begin

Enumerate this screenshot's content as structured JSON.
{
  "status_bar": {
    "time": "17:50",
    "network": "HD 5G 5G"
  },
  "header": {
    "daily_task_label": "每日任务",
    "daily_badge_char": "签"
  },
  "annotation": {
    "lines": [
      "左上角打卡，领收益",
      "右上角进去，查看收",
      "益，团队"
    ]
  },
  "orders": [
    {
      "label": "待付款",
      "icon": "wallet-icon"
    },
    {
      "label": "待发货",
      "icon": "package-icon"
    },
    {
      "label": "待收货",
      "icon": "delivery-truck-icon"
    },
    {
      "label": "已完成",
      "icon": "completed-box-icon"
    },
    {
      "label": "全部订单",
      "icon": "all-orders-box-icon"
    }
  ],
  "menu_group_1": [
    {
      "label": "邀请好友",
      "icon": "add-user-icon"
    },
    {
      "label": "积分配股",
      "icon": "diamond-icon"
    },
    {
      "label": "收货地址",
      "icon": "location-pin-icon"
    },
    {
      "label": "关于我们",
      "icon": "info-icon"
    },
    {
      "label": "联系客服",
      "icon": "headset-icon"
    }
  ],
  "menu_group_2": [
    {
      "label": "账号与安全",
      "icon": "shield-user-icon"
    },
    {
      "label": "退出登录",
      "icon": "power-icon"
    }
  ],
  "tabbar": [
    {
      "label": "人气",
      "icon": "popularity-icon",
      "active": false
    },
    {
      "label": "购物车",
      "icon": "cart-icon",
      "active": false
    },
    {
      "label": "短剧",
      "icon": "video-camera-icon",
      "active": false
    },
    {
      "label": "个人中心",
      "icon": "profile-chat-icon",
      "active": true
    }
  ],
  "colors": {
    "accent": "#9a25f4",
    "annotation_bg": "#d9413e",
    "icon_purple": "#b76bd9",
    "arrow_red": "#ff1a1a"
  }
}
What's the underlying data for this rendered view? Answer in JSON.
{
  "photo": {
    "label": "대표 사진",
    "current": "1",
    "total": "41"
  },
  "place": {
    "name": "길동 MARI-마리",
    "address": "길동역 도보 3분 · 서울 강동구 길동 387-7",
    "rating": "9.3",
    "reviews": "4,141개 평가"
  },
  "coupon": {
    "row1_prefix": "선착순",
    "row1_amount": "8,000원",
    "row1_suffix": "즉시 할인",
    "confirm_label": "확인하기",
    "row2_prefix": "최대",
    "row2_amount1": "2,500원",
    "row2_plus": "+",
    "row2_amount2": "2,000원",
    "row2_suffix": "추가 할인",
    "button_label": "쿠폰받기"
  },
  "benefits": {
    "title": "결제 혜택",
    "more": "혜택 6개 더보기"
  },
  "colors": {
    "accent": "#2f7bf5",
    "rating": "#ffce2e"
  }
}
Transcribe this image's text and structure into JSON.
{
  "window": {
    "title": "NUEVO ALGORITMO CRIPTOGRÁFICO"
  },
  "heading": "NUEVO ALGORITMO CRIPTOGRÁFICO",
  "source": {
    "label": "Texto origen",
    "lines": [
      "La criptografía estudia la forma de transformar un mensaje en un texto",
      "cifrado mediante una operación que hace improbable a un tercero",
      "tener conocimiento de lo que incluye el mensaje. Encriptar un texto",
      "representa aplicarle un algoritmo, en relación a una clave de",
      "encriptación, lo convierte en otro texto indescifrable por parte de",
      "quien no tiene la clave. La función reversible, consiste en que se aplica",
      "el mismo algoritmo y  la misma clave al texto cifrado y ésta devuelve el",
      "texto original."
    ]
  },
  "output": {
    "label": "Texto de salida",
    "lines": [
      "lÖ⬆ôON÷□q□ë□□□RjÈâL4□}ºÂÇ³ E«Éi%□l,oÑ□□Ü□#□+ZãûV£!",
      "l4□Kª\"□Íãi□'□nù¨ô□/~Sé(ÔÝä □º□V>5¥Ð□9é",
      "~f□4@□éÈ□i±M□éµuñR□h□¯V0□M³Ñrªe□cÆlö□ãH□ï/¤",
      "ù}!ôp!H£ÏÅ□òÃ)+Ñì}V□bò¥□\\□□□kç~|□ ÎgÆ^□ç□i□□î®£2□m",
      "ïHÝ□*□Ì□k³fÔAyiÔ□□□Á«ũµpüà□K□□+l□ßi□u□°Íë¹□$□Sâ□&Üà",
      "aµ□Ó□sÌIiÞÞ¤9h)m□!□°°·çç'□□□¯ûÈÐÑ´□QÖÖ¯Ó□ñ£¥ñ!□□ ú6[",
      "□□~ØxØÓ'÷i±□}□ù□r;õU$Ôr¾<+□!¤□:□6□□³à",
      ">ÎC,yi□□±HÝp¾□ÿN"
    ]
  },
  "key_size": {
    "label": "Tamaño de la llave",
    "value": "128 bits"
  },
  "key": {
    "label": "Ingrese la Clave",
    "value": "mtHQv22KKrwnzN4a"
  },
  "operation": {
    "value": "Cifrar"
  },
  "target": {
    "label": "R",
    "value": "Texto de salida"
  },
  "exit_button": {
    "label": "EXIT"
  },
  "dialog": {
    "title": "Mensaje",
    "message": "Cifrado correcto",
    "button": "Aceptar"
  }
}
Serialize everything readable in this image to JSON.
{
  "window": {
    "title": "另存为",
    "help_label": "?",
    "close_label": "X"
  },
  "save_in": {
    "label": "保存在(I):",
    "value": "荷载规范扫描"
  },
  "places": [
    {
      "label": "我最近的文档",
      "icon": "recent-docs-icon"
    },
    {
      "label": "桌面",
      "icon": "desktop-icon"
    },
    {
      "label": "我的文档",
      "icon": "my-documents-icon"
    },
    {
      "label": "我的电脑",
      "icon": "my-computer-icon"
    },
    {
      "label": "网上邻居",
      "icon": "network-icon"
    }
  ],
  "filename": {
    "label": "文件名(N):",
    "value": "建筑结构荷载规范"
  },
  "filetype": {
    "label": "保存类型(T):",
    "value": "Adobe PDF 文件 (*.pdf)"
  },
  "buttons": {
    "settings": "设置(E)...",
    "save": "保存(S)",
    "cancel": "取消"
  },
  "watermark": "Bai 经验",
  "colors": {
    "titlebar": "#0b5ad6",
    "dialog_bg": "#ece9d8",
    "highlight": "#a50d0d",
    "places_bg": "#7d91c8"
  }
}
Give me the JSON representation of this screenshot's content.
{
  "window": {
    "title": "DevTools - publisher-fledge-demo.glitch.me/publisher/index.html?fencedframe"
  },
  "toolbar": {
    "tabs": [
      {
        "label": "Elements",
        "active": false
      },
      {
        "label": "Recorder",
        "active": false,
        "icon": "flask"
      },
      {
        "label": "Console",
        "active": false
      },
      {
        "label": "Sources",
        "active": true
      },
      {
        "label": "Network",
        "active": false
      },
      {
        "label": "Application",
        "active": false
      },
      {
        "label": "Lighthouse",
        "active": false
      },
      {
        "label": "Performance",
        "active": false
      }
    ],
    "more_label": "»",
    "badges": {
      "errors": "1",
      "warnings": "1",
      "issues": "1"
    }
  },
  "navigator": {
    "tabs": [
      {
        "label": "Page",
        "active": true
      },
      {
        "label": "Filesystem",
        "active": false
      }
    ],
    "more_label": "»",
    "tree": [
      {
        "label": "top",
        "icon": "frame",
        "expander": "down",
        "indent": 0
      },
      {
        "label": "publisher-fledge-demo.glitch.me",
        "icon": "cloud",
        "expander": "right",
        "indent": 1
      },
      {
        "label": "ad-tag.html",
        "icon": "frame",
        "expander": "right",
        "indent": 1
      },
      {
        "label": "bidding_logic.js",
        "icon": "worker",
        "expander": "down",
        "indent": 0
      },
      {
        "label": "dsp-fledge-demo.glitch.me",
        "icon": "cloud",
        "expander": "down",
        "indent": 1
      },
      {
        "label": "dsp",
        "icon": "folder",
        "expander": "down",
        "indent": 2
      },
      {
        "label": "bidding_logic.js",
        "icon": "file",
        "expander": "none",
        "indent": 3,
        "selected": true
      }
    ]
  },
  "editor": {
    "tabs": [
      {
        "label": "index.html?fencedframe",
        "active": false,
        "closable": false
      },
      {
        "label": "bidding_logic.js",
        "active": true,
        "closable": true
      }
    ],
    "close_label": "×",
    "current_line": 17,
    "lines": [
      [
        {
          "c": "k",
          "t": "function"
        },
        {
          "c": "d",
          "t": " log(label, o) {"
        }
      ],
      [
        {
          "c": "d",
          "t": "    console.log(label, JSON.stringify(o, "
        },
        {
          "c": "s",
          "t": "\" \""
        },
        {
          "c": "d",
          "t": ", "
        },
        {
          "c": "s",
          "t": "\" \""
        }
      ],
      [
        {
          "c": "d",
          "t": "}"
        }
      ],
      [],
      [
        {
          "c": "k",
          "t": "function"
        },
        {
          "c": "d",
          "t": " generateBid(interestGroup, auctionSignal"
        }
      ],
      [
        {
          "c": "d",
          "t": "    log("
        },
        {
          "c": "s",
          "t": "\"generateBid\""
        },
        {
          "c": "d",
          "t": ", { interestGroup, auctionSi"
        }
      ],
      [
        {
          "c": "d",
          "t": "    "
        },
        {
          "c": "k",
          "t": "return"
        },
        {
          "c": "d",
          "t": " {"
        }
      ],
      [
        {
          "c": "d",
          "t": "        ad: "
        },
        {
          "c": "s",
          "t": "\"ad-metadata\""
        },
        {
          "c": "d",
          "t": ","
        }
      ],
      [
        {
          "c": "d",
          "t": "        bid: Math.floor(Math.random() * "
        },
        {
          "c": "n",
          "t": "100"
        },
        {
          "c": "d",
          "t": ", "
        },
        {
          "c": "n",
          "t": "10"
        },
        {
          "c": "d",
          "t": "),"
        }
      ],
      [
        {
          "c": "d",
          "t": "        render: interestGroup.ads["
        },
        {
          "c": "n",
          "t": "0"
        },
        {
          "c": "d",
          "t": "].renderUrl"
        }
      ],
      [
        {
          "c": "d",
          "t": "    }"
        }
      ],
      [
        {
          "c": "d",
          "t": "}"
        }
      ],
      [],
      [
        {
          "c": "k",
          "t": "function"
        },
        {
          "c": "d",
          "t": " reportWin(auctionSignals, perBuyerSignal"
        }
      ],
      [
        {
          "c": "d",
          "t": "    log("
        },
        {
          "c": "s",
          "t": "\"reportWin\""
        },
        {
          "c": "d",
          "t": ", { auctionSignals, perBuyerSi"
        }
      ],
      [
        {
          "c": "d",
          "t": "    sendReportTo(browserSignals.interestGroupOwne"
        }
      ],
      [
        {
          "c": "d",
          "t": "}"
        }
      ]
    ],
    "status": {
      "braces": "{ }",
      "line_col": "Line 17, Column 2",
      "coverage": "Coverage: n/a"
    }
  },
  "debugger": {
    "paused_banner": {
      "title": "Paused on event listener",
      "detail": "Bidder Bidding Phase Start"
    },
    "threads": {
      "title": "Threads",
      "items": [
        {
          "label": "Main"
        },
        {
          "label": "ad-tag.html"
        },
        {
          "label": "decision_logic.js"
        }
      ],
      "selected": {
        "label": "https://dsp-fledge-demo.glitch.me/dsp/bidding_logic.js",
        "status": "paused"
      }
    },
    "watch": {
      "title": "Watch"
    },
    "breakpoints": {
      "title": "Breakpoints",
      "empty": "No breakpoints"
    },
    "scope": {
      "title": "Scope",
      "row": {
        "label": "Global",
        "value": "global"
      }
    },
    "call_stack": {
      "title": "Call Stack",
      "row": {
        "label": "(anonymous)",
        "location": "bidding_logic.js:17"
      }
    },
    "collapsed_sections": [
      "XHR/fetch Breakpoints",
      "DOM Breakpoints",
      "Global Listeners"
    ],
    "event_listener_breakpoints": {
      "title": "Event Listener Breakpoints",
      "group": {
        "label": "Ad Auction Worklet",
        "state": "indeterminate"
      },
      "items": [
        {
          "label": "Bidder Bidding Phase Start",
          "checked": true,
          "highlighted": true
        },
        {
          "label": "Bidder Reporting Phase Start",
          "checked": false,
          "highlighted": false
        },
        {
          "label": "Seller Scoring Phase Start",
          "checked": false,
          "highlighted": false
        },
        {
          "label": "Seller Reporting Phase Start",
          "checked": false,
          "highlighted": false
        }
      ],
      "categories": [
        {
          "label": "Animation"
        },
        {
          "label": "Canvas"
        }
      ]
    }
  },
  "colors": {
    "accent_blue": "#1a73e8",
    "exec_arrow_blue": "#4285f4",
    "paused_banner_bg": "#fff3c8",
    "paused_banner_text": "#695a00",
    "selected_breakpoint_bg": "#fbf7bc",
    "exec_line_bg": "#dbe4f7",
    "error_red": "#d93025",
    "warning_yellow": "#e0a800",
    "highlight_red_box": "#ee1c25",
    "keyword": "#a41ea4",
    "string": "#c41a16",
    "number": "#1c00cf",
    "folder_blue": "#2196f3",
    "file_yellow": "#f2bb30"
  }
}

end

Pull every line containing "html" from the material above.

Expected answer —
    "title": "DevTools - publisher-fledge-demo.glitch.me/publisher/index.html?fencedframe"
        "label": "ad-tag.html",
        "label": "index.html?fencedframe",
          "label": "ad-tag.html"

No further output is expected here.